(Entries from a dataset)
▼▼▼

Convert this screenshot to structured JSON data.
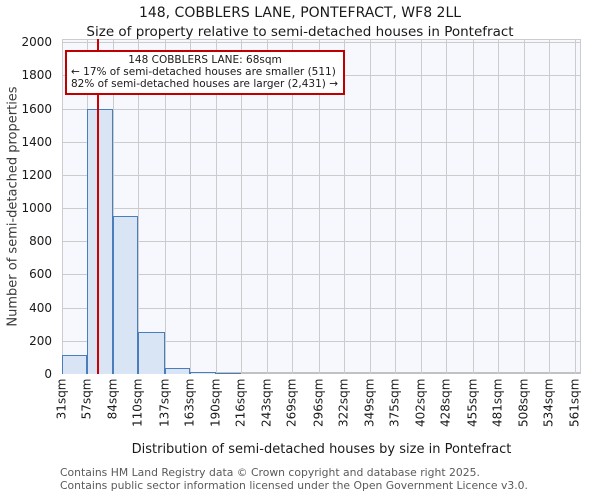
{
  "title": "148, COBBLERS LANE, PONTEFRACT, WF8 2LL",
  "subtitle": "Size of property relative to semi-detached houses in Pontefract",
  "annotation": {
    "line1": "148 COBBLERS LANE: 68sqm",
    "line2": "← 17% of semi-detached houses are smaller (511)",
    "line3": "82% of semi-detached houses are larger (2,431) →"
  },
  "footer": {
    "line1": "Contains HM Land Registry data © Crown copyright and database right 2025.",
    "line2": "Contains public sector information licensed under the Open Government Licence v3.0."
  },
  "chart_data": {
    "type": "bar",
    "title": "148, COBBLERS LANE, PONTEFRACT, WF8 2LL",
    "subtitle": "Size of property relative to semi-detached houses in Pontefract",
    "xlabel": "Distribution of semi-detached houses by size in Pontefract",
    "ylabel": "Number of semi-detached properties",
    "bin_edges_sqm": [
      31,
      57,
      84,
      110,
      137,
      163,
      190,
      216,
      243,
      269,
      296,
      322,
      349,
      375,
      402,
      428,
      455,
      481,
      508,
      534,
      561
    ],
    "x_tick_labels": [
      "31sqm",
      "57sqm",
      "84sqm",
      "110sqm",
      "137sqm",
      "163sqm",
      "190sqm",
      "216sqm",
      "243sqm",
      "269sqm",
      "296sqm",
      "322sqm",
      "349sqm",
      "375sqm",
      "402sqm",
      "428sqm",
      "455sqm",
      "481sqm",
      "508sqm",
      "534sqm",
      "561sqm"
    ],
    "values": [
      115,
      1600,
      950,
      255,
      35,
      15,
      8,
      0,
      0,
      0,
      0,
      0,
      0,
      0,
      0,
      0,
      0,
      0,
      0,
      0
    ],
    "y_ticks": [
      0,
      200,
      400,
      600,
      800,
      1000,
      1200,
      1400,
      1600,
      1800,
      2000
    ],
    "xlim": [
      31,
      567
    ],
    "ylim": [
      0,
      2020
    ],
    "grid": true,
    "legend": "none",
    "marker_sqm": 68,
    "marker_label": "148 COBBLERS LANE: 68sqm",
    "pct_smaller": 17,
    "count_smaller": 511,
    "pct_larger": 82,
    "count_larger": 2431,
    "colors": {
      "bar_fill": "#d9e4f4",
      "bar_border": "#4a7ebb",
      "marker_line": "#cc0000",
      "annotation_border": "#c00000",
      "plot_background": "#f6f8fd",
      "gridline": "#cccccc"
    }
  }
}
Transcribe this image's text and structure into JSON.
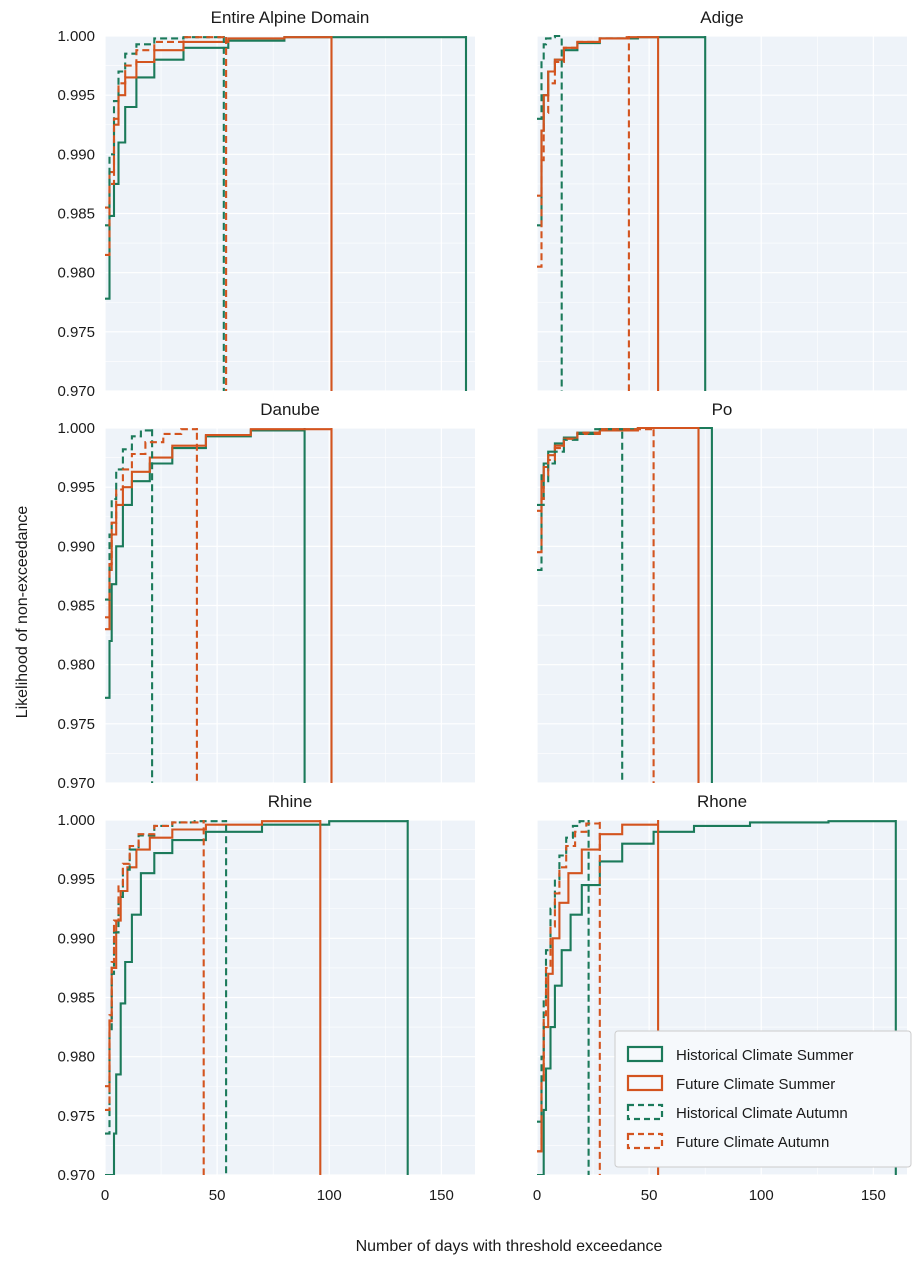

▲▲▲

## GIVEN EXERCISE
Select every line of the records holding the string "Contains".

## RESULT
    "line1": "Contains HM Land Registry data © Crown copyright and database right 2025.",
    "line2": "Contains public sector information licensed under the Open Government Licence v3.0."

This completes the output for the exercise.